Dataset excerpts =>
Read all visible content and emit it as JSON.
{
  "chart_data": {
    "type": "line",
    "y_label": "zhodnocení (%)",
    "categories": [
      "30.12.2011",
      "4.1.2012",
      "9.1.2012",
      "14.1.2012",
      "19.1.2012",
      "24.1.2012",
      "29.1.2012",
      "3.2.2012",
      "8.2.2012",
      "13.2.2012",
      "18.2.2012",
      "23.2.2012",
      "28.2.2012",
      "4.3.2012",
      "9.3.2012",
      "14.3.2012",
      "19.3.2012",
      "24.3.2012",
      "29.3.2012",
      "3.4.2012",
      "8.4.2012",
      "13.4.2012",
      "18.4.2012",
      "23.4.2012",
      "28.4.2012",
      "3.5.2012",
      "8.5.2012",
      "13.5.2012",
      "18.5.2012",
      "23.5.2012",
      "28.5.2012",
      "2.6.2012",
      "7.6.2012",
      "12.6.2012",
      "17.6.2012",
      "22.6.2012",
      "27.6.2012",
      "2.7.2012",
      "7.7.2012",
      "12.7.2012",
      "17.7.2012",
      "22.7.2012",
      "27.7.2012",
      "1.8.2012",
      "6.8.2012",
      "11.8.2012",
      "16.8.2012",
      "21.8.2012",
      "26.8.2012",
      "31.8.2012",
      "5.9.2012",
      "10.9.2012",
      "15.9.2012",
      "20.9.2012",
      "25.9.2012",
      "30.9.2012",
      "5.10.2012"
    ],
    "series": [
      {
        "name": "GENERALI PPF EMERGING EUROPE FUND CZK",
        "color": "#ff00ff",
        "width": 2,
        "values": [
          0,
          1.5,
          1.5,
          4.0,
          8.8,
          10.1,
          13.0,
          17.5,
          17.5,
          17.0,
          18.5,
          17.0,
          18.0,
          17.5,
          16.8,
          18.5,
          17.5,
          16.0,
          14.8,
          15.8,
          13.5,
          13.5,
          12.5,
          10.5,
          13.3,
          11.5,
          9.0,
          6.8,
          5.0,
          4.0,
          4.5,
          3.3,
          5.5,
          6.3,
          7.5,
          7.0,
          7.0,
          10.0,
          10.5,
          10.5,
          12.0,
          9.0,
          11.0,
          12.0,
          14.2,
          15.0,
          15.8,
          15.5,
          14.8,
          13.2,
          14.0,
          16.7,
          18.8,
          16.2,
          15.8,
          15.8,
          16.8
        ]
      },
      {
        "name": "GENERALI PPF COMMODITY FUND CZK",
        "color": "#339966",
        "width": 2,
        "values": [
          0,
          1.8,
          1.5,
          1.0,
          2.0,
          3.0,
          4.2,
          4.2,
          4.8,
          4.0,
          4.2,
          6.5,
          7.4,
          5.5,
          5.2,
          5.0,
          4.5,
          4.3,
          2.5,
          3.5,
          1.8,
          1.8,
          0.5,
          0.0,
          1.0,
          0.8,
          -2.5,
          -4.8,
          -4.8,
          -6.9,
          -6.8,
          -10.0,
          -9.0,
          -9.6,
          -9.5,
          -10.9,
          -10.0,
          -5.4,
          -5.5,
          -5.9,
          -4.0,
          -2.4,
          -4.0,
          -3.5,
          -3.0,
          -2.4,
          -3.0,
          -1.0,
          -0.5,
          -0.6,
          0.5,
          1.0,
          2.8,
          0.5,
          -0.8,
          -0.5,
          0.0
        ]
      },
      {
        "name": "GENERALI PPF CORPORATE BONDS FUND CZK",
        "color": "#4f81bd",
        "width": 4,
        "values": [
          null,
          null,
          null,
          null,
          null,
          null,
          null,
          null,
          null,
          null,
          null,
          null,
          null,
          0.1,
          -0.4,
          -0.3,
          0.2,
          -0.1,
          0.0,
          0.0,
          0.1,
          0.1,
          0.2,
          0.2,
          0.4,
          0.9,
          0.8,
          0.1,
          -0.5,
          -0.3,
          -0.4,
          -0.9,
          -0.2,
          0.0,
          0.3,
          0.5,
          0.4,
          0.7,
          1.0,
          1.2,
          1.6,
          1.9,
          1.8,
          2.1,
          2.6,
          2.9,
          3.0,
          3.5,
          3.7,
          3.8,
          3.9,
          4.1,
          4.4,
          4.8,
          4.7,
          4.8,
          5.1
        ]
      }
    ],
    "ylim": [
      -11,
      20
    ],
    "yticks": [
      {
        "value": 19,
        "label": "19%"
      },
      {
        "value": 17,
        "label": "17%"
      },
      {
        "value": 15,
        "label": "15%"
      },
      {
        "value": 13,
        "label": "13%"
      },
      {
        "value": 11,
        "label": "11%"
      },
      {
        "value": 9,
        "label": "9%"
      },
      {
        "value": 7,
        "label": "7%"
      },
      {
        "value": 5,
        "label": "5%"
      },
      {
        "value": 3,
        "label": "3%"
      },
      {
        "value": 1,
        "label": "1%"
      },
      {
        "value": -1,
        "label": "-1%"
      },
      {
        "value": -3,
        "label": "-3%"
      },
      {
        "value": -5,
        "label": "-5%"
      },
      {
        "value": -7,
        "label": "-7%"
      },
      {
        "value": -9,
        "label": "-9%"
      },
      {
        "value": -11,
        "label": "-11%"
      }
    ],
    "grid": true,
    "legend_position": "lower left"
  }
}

To do =>
Write out the full set of records exactly as given.

Task output =>
Read all visible content and emit it as JSON.
{
  "chart_data": {
    "type": "line",
    "y_label": "zhodnocení (%)",
    "categories": [
      "30.12.2011",
      "4.1.2012",
      "9.1.2012",
      "14.1.2012",
      "19.1.2012",
      "24.1.2012",
      "29.1.2012",
      "3.2.2012",
      "8.2.2012",
      "13.2.2012",
      "18.2.2012",
      "23.2.2012",
      "28.2.2012",
      "4.3.2012",
      "9.3.2012",
      "14.3.2012",
      "19.3.2012",
      "24.3.2012",
      "29.3.2012",
      "3.4.2012",
      "8.4.2012",
      "13.4.2012",
      "18.4.2012",
      "23.4.2012",
      "28.4.2012",
      "3.5.2012",
      "8.5.2012",
      "13.5.2012",
      "18.5.2012",
      "23.5.2012",
      "28.5.2012",
      "2.6.2012",
      "7.6.2012",
      "12.6.2012",
      "17.6.2012",
      "22.6.2012",
      "27.6.2012",
      "2.7.2012",
      "7.7.2012",
      "12.7.2012",
      "17.7.2012",
      "22.7.2012",
      "27.7.2012",
      "1.8.2012",
      "6.8.2012",
      "11.8.2012",
      "16.8.2012",
      "21.8.2012",
      "26.8.2012",
      "31.8.2012",
      "5.9.2012",
      "10.9.2012",
      "15.9.2012",
      "20.9.2012",
      "25.9.2012",
      "30.9.2012",
      "5.10.2012"
    ],
    "series": [
      {
        "name": "GENERALI PPF EMERGING EUROPE FUND CZK",
        "color": "#ff00ff",
        "width": 2,
        "values": [
          0,
          1.5,
          1.5,
          4.0,
          8.8,
          10.1,
          13.0,
          17.5,
          17.5,
          17.0,
          18.5,
          17.0,
          18.0,
          17.5,
          16.8,
          18.5,
          17.5,
          16.0,
          14.8,
          15.8,
          13.5,
          13.5,
          12.5,
          10.5,
          13.3,
          11.5,
          9.0,
          6.8,
          5.0,
          4.0,
          4.5,
          3.3,
          5.5,
          6.3,
          7.5,
          7.0,
          7.0,
          10.0,
          10.5,
          10.5,
          12.0,
          9.0,
          11.0,
          12.0,
          14.2,
          15.0,
          15.8,
          15.5,
          14.8,
          13.2,
          14.0,
          16.7,
          18.8,
          16.2,
          15.8,
          15.8,
          16.8
        ]
      },
      {
        "name": "GENERALI PPF COMMODITY FUND CZK",
        "color": "#339966",
        "width": 2,
        "values": [
          0,
          1.8,
          1.5,
          1.0,
          2.0,
          3.0,
          4.2,
          4.2,
          4.8,
          4.0,
          4.2,
          6.5,
          7.4,
          5.5,
          5.2,
          5.0,
          4.5,
          4.3,
          2.5,
          3.5,
          1.8,
          1.8,
          0.5,
          0.0,
          1.0,
          0.8,
          -2.5,
          -4.8,
          -4.8,
          -6.9,
          -6.8,
          -10.0,
          -9.0,
          -9.6,
          -9.5,
          -10.9,
          -10.0,
          -5.4,
          -5.5,
          -5.9,
          -4.0,
          -2.4,
          -4.0,
          -3.5,
          -3.0,
          -2.4,
          -3.0,
          -1.0,
          -0.5,
          -0.6,
          0.5,
          1.0,
          2.8,
          0.5,
          -0.8,
          -0.5,
          0.0
        ]
      },
      {
        "name": "GENERALI PPF CORPORATE BONDS FUND CZK",
        "color": "#4f81bd",
        "width": 4,
        "values": [
          null,
          null,
          null,
          null,
          null,
          null,
          null,
          null,
          null,
          null,
          null,
          null,
          null,
          0.1,
          -0.4,
          -0.3,
          0.2,
          -0.1,
          0.0,
          0.0,
          0.1,
          0.1,
          0.2,
          0.2,
          0.4,
          0.9,
          0.8,
          0.1,
          -0.5,
          -0.3,
          -0.4,
          -0.9,
          -0.2,
          0.0,
          0.3,
          0.5,
          0.4,
          0.7,
          1.0,
          1.2,
          1.6,
          1.9,
          1.8,
          2.1,
          2.6,
          2.9,
          3.0,
          3.5,
          3.7,
          3.8,
          3.9,
          4.1,
          4.4,
          4.8,
          4.7,
          4.8,
          5.1
        ]
      }
    ],
    "ylim": [
      -11,
      20
    ],
    "yticks": [
      {
        "value": 19,
        "label": "19%"
      },
      {
        "value": 17,
        "label": "17%"
      },
      {
        "value": 15,
        "label": "15%"
      },
      {
        "value": 13,
        "label": "13%"
      },
      {
        "value": 11,
        "label": "11%"
      },
      {
        "value": 9,
        "label": "9%"
      },
      {
        "value": 7,
        "label": "7%"
      },
      {
        "value": 5,
        "label": "5%"
      },
      {
        "value": 3,
        "label": "3%"
      },
      {
        "value": 1,
        "label": "1%"
      },
      {
        "value": -1,
        "label": "-1%"
      },
      {
        "value": -3,
        "label": "-3%"
      },
      {
        "value": -5,
        "label": "-5%"
      },
      {
        "value": -7,
        "label": "-7%"
      },
      {
        "value": -9,
        "label": "-9%"
      },
      {
        "value": -11,
        "label": "-11%"
      }
    ],
    "grid": true,
    "legend_position": "lower left"
  }
}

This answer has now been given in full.